EXTRACTED RECORDS
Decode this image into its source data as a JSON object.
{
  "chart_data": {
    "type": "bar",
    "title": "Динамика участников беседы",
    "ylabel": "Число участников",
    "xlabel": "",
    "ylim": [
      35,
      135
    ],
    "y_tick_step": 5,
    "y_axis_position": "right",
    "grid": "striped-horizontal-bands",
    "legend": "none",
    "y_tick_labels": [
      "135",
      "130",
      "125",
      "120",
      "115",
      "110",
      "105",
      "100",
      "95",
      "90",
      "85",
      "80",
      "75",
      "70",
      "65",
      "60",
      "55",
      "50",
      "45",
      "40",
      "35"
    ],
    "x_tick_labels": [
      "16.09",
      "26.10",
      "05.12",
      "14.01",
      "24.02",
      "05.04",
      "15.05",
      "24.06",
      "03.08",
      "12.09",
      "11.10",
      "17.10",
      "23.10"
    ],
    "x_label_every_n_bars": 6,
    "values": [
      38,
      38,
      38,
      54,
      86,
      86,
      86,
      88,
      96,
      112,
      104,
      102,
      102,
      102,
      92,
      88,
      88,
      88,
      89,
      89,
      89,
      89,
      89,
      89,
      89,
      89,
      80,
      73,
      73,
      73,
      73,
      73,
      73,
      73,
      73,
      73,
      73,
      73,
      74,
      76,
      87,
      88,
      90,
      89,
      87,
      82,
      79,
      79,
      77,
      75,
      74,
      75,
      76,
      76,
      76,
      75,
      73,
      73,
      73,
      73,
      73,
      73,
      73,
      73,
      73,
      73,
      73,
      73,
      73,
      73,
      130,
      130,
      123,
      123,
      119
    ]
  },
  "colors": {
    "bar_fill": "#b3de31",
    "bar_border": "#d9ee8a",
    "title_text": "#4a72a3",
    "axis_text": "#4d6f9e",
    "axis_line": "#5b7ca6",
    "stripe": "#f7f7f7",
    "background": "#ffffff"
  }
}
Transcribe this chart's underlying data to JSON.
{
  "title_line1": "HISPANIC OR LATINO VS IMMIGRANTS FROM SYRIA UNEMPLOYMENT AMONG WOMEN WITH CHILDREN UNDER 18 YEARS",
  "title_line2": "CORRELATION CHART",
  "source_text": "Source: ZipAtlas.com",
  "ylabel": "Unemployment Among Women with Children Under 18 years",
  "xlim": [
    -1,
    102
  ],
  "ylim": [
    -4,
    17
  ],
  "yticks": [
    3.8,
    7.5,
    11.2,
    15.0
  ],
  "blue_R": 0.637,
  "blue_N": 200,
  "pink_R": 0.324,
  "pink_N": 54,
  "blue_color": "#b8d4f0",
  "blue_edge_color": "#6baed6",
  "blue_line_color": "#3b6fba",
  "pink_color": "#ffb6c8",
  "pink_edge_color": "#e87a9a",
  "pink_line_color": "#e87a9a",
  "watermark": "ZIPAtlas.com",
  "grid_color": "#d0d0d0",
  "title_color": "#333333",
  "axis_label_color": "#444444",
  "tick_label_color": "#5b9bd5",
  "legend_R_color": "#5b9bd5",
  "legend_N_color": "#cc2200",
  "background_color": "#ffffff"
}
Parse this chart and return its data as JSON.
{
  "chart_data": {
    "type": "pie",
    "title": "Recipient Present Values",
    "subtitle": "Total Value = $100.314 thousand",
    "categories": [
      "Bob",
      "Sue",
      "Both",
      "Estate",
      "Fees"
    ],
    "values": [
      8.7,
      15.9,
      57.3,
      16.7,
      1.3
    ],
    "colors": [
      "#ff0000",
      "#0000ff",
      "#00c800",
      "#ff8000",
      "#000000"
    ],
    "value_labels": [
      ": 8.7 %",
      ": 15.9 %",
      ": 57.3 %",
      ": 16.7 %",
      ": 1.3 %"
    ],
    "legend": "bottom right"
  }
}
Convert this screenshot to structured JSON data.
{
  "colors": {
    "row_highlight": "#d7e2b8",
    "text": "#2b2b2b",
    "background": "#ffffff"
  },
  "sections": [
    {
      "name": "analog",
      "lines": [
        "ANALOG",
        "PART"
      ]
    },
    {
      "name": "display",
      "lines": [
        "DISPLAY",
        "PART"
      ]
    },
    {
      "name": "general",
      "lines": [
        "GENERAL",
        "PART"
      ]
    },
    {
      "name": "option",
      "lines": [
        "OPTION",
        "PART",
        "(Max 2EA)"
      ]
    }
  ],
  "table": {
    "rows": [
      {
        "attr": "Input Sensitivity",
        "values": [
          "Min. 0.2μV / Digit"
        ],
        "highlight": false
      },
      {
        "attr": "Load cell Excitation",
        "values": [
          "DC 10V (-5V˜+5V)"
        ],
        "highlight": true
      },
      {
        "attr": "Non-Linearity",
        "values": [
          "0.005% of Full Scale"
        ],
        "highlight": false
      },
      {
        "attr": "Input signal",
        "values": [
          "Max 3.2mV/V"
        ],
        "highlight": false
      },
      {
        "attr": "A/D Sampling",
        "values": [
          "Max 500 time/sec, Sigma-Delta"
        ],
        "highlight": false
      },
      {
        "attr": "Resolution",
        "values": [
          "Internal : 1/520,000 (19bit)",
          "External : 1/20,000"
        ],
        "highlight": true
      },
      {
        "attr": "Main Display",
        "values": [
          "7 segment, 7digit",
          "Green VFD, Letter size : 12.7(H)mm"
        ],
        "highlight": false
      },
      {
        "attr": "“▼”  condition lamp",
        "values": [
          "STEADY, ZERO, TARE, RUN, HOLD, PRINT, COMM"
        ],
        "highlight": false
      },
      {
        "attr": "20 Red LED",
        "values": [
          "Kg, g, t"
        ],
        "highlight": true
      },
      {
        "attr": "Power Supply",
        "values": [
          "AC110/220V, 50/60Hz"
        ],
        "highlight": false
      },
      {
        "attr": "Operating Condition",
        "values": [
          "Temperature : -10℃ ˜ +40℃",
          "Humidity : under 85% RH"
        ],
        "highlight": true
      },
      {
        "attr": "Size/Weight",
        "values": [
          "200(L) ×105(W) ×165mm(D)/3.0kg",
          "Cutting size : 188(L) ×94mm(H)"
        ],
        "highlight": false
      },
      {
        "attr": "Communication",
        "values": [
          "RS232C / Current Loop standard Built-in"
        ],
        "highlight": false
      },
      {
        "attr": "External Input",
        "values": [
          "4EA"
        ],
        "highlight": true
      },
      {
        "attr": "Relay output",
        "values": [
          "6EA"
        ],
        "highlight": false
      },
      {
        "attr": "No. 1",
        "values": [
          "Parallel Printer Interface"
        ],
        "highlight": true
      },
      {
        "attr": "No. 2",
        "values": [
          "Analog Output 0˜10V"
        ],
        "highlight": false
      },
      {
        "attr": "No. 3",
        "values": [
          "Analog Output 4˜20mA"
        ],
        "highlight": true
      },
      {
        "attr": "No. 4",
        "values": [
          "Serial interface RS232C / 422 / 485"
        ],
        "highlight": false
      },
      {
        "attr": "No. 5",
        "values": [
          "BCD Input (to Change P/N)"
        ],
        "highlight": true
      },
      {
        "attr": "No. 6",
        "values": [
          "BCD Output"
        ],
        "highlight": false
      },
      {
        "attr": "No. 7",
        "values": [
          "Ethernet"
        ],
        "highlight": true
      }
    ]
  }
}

OBJECTIVE
Transcribe the material above in its entirety. Match it exactly.

FINAL RESULT
Decode this image into its source data as a JSON object.
{
  "chart_data": {
    "type": "bar",
    "title": "Динамика участников беседы",
    "ylabel": "Число участников",
    "xlabel": "",
    "ylim": [
      35,
      135
    ],
    "y_tick_step": 5,
    "y_axis_position": "right",
    "grid": "striped-horizontal-bands",
    "legend": "none",
    "y_tick_labels": [
      "135",
      "130",
      "125",
      "120",
      "115",
      "110",
      "105",
      "100",
      "95",
      "90",
      "85",
      "80",
      "75",
      "70",
      "65",
      "60",
      "55",
      "50",
      "45",
      "40",
      "35"
    ],
    "x_tick_labels": [
      "16.09",
      "26.10",
      "05.12",
      "14.01",
      "24.02",
      "05.04",
      "15.05",
      "24.06",
      "03.08",
      "12.09",
      "11.10",
      "17.10",
      "23.10"
    ],
    "x_label_every_n_bars": 6,
    "values": [
      38,
      38,
      38,
      54,
      86,
      86,
      86,
      88,
      96,
      112,
      104,
      102,
      102,
      102,
      92,
      88,
      88,
      88,
      89,
      89,
      89,
      89,
      89,
      89,
      89,
      89,
      80,
      73,
      73,
      73,
      73,
      73,
      73,
      73,
      73,
      73,
      73,
      73,
      74,
      76,
      87,
      88,
      90,
      89,
      87,
      82,
      79,
      79,
      77,
      75,
      74,
      75,
      76,
      76,
      76,
      75,
      73,
      73,
      73,
      73,
      73,
      73,
      73,
      73,
      73,
      73,
      73,
      73,
      73,
      73,
      130,
      130,
      123,
      123,
      119
    ]
  },
  "colors": {
    "bar_fill": "#b3de31",
    "bar_border": "#d9ee8a",
    "title_text": "#4a72a3",
    "axis_text": "#4d6f9e",
    "axis_line": "#5b7ca6",
    "stripe": "#f7f7f7",
    "background": "#ffffff"
  }
}
Transcribe this chart's underlying data to JSON.
{
  "title_line1": "HISPANIC OR LATINO VS IMMIGRANTS FROM SYRIA UNEMPLOYMENT AMONG WOMEN WITH CHILDREN UNDER 18 YEARS",
  "title_line2": "CORRELATION CHART",
  "source_text": "Source: ZipAtlas.com",
  "ylabel": "Unemployment Among Women with Children Under 18 years",
  "xlim": [
    -1,
    102
  ],
  "ylim": [
    -4,
    17
  ],
  "yticks": [
    3.8,
    7.5,
    11.2,
    15.0
  ],
  "blue_R": 0.637,
  "blue_N": 200,
  "pink_R": 0.324,
  "pink_N": 54,
  "blue_color": "#b8d4f0",
  "blue_edge_color": "#6baed6",
  "blue_line_color": "#3b6fba",
  "pink_color": "#ffb6c8",
  "pink_edge_color": "#e87a9a",
  "pink_line_color": "#e87a9a",
  "watermark": "ZIPAtlas.com",
  "grid_color": "#d0d0d0",
  "title_color": "#333333",
  "axis_label_color": "#444444",
  "tick_label_color": "#5b9bd5",
  "legend_R_color": "#5b9bd5",
  "legend_N_color": "#cc2200",
  "background_color": "#ffffff"
}
Parse this chart and return its data as JSON.
{
  "chart_data": {
    "type": "pie",
    "title": "Recipient Present Values",
    "subtitle": "Total Value = $100.314 thousand",
    "categories": [
      "Bob",
      "Sue",
      "Both",
      "Estate",
      "Fees"
    ],
    "values": [
      8.7,
      15.9,
      57.3,
      16.7,
      1.3
    ],
    "colors": [
      "#ff0000",
      "#0000ff",
      "#00c800",
      "#ff8000",
      "#000000"
    ],
    "value_labels": [
      ": 8.7 %",
      ": 15.9 %",
      ": 57.3 %",
      ": 16.7 %",
      ": 1.3 %"
    ],
    "legend": "bottom right"
  }
}
Convert this screenshot to structured JSON data.
{
  "colors": {
    "row_highlight": "#d7e2b8",
    "text": "#2b2b2b",
    "background": "#ffffff"
  },
  "sections": [
    {
      "name": "analog",
      "lines": [
        "ANALOG",
        "PART"
      ]
    },
    {
      "name": "display",
      "lines": [
        "DISPLAY",
        "PART"
      ]
    },
    {
      "name": "general",
      "lines": [
        "GENERAL",
        "PART"
      ]
    },
    {
      "name": "option",
      "lines": [
        "OPTION",
        "PART",
        "(Max 2EA)"
      ]
    }
  ],
  "table": {
    "rows": [
      {
        "attr": "Input Sensitivity",
        "values": [
          "Min. 0.2μV / Digit"
        ],
        "highlight": false
      },
      {
        "attr": "Load cell Excitation",
        "values": [
          "DC 10V (-5V˜+5V)"
        ],
        "highlight": true
      },
      {
        "attr": "Non-Linearity",
        "values": [
          "0.005% of Full Scale"
        ],
        "highlight": false
      },
      {
        "attr": "Input signal",
        "values": [
          "Max 3.2mV/V"
        ],
        "highlight": false
      },
      {
        "attr": "A/D Sampling",
        "values": [
          "Max 500 time/sec, Sigma-Delta"
        ],
        "highlight": false
      },
      {
        "attr": "Resolution",
        "values": [
          "Internal : 1/520,000 (19bit)",
          "External : 1/20,000"
        ],
        "highlight": true
      },
      {
        "attr": "Main Display",
        "values": [
          "7 segment, 7digit",
          "Green VFD, Letter size : 12.7(H)mm"
        ],
        "highlight": false
      },
      {
        "attr": "“▼”  condition lamp",
        "values": [
          "STEADY, ZERO, TARE, RUN, HOLD, PRINT, COMM"
        ],
        "highlight": false
      },
      {
        "attr": "20 Red LED",
        "values": [
          "Kg, g, t"
        ],
        "highlight": true
      },
      {
        "attr": "Power Supply",
        "values": [
          "AC110/220V, 50/60Hz"
        ],
        "highlight": false
      },
      {
        "attr": "Operating Condition",
        "values": [
          "Temperature : -10℃ ˜ +40℃",
          "Humidity : under 85% RH"
        ],
        "highlight": true
      },
      {
        "attr": "Size/Weight",
        "values": [
          "200(L) ×105(W) ×165mm(D)/3.0kg",
          "Cutting size : 188(L) ×94mm(H)"
        ],
        "highlight": false
      },
      {
        "attr": "Communication",
        "values": [
          "RS232C / Current Loop standard Built-in"
        ],
        "highlight": false
      },
      {
        "attr": "External Input",
        "values": [
          "4EA"
        ],
        "highlight": true
      },
      {
        "attr": "Relay output",
        "values": [
          "6EA"
        ],
        "highlight": false
      },
      {
        "attr": "No. 1",
        "values": [
          "Parallel Printer Interface"
        ],
        "highlight": true
      },
      {
        "attr": "No. 2",
        "values": [
          "Analog Output 0˜10V"
        ],
        "highlight": false
      },
      {
        "attr": "No. 3",
        "values": [
          "Analog Output 4˜20mA"
        ],
        "highlight": true
      },
      {
        "attr": "No. 4",
        "values": [
          "Serial interface RS232C / 422 / 485"
        ],
        "highlight": false
      },
      {
        "attr": "No. 5",
        "values": [
          "BCD Input (to Change P/N)"
        ],
        "highlight": true
      },
      {
        "attr": "No. 6",
        "values": [
          "BCD Output"
        ],
        "highlight": false
      },
      {
        "attr": "No. 7",
        "values": [
          "Ethernet"
        ],
        "highlight": true
      }
    ]
  }
}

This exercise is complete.